== Supplied information ==
########################################
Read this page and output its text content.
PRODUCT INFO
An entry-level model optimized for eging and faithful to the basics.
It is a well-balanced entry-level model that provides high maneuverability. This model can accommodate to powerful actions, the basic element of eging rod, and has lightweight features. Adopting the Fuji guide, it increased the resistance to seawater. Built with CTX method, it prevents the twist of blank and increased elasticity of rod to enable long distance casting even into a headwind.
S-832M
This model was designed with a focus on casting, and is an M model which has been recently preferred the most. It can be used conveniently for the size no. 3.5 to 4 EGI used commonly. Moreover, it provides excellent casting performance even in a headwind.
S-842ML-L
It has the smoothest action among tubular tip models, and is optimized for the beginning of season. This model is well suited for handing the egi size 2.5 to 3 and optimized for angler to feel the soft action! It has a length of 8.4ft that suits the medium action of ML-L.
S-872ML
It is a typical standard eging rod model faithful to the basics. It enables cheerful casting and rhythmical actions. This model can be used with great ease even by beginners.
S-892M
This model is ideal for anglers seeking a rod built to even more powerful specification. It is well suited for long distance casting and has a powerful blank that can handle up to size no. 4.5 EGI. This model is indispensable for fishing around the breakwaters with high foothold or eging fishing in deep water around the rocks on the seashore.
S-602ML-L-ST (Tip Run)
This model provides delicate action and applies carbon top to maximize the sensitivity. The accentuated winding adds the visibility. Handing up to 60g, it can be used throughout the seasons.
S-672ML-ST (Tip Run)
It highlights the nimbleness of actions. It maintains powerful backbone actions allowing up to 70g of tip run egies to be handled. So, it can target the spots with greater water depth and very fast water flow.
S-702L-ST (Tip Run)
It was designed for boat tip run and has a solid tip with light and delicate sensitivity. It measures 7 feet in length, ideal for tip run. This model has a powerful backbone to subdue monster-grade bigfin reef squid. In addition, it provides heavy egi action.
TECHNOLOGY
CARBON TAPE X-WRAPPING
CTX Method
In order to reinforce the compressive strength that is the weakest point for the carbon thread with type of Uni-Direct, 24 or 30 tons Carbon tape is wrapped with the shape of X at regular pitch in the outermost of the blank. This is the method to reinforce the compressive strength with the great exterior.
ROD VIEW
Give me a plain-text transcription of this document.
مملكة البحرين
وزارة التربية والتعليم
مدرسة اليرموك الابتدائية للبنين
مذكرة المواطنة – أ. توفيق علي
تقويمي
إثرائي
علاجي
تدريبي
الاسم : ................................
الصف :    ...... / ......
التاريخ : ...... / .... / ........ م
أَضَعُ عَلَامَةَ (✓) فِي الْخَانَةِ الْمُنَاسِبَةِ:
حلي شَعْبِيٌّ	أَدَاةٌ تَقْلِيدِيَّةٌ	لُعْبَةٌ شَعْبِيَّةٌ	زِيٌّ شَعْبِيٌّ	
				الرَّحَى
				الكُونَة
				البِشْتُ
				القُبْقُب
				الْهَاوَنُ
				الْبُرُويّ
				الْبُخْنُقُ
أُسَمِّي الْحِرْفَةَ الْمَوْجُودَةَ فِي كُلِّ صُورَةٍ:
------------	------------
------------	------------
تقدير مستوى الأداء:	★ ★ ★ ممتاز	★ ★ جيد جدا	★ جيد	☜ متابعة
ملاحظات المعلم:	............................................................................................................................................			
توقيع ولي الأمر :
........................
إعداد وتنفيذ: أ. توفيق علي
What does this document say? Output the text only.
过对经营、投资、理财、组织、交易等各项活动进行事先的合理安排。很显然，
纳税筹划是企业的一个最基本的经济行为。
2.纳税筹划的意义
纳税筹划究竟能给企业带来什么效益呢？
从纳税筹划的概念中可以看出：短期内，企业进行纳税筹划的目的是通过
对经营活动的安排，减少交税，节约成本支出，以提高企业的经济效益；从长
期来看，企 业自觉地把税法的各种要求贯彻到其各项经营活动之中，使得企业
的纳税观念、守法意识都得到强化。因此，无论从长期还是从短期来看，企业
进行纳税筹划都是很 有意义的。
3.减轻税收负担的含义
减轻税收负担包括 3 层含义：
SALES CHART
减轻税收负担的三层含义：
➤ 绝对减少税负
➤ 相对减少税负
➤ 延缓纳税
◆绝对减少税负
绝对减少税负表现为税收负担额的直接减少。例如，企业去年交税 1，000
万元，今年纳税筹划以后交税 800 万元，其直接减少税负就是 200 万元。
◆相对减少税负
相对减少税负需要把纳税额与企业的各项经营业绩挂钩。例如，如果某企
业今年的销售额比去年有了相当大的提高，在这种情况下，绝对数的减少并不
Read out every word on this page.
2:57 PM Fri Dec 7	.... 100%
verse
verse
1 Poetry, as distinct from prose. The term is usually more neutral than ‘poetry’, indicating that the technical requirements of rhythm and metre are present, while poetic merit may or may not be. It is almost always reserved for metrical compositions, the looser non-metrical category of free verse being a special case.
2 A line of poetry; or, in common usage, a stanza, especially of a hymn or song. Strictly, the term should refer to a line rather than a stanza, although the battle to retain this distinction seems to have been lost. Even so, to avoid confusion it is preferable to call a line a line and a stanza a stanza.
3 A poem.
########################################
== To do ==
Quote every line of the data, word for word.

== Worked solution ==
Read this page and output its text content.
PRODUCT INFO
An entry-level model optimized for eging and faithful to the basics.
It is a well-balanced entry-level model that provides high maneuverability. This model can accommodate to powerful actions, the basic element of eging rod, and has lightweight features. Adopting the Fuji guide, it increased the resistance to seawater. Built with CTX method, it prevents the twist of blank and increased elasticity of rod to enable long distance casting even into a headwind.
S-832M
This model was designed with a focus on casting, and is an M model which has been recently preferred the most. It can be used conveniently for the size no. 3.5 to 4 EGI used commonly. Moreover, it provides excellent casting performance even in a headwind.
S-842ML-L
It has the smoothest action among tubular tip models, and is optimized for the beginning of season. This model is well suited for handing the egi size 2.5 to 3 and optimized for angler to feel the soft action! It has a length of 8.4ft that suits the medium action of ML-L.
S-872ML
It is a typical standard eging rod model faithful to the basics. It enables cheerful casting and rhythmical actions. This model can be used with great ease even by beginners.
S-892M
This model is ideal for anglers seeking a rod built to even more powerful specification. It is well suited for long distance casting and has a powerful blank that can handle up to size no. 4.5 EGI. This model is indispensable for fishing around the breakwaters with high foothold or eging fishing in deep water around the rocks on the seashore.
S-602ML-L-ST (Tip Run)
This model provides delicate action and applies carbon top to maximize the sensitivity. The accentuated winding adds the visibility. Handing up to 60g, it can be used throughout the seasons.
S-672ML-ST (Tip Run)
It highlights the nimbleness of actions. It maintains powerful backbone actions allowing up to 70g of tip run egies to be handled. So, it can target the spots with greater water depth and very fast water flow.
S-702L-ST (Tip Run)
It was designed for boat tip run and has a solid tip with light and delicate sensitivity. It measures 7 feet in length, ideal for tip run. This model has a powerful backbone to subdue monster-grade bigfin reef squid. In addition, it provides heavy egi action.
TECHNOLOGY
CARBON TAPE X-WRAPPING
CTX Method
In order to reinforce the compressive strength that is the weakest point for the carbon thread with type of Uni-Direct, 24 or 30 tons Carbon tape is wrapped with the shape of X at regular pitch in the outermost of the blank. This is the method to reinforce the compressive strength with the great exterior.
ROD VIEW
Give me a plain-text transcription of this document.
مملكة البحرين
وزارة التربية والتعليم
مدرسة اليرموك الابتدائية للبنين
مذكرة المواطنة – أ. توفيق علي
تقويمي
إثرائي
علاجي
تدريبي
الاسم : ................................
الصف :    ...... / ......
التاريخ : ...... / .... / ........ م
أَضَعُ عَلَامَةَ (✓) فِي الْخَانَةِ الْمُنَاسِبَةِ:
حلي شَعْبِيٌّ	أَدَاةٌ تَقْلِيدِيَّةٌ	لُعْبَةٌ شَعْبِيَّةٌ	زِيٌّ شَعْبِيٌّ	
				الرَّحَى
				الكُونَة
				البِشْتُ
				القُبْقُب
				الْهَاوَنُ
				الْبُرُويّ
				الْبُخْنُقُ
أُسَمِّي الْحِرْفَةَ الْمَوْجُودَةَ فِي كُلِّ صُورَةٍ:
------------	------------
------------	------------
تقدير مستوى الأداء:	★ ★ ★ ممتاز	★ ★ جيد جدا	★ جيد	☜ متابعة
ملاحظات المعلم:	............................................................................................................................................			
توقيع ولي الأمر :
........................
إعداد وتنفيذ: أ. توفيق علي
What does this document say? Output the text only.
过对经营、投资、理财、组织、交易等各项活动进行事先的合理安排。很显然，
纳税筹划是企业的一个最基本的经济行为。
2.纳税筹划的意义
纳税筹划究竟能给企业带来什么效益呢？
从纳税筹划的概念中可以看出：短期内，企业进行纳税筹划的目的是通过
对经营活动的安排，减少交税，节约成本支出，以提高企业的经济效益；从长
期来看，企 业自觉地把税法的各种要求贯彻到其各项经营活动之中，使得企业
的纳税观念、守法意识都得到强化。因此，无论从长期还是从短期来看，企业
进行纳税筹划都是很 有意义的。
3.减轻税收负担的含义
减轻税收负担包括 3 层含义：
SALES CHART
减轻税收负担的三层含义：
➤ 绝对减少税负
➤ 相对减少税负
➤ 延缓纳税
◆绝对减少税负
绝对减少税负表现为税收负担额的直接减少。例如，企业去年交税 1，000
万元，今年纳税筹划以后交税 800 万元，其直接减少税负就是 200 万元。
◆相对减少税负
相对减少税负需要把纳税额与企业的各项经营业绩挂钩。例如，如果某企
业今年的销售额比去年有了相当大的提高，在这种情况下，绝对数的减少并不
Read out every word on this page.
2:57 PM Fri Dec 7	.... 100%
verse
verse
1 Poetry, as distinct from prose. The term is usually more neutral than ‘poetry’, indicating that the technical requirements of rhythm and metre are present, while poetic merit may or may not be. It is almost always reserved for metrical compositions, the looser non-metrical category of free verse being a special case.
2 A line of poetry; or, in common usage, a stanza, especially of a hymn or song. Strictly, the term should refer to a line rather than a stanza, although the battle to retain this distinction seems to have been lost. Even so, to avoid confusion it is preferable to call a line a line and a stanza a stanza.
3 A poem.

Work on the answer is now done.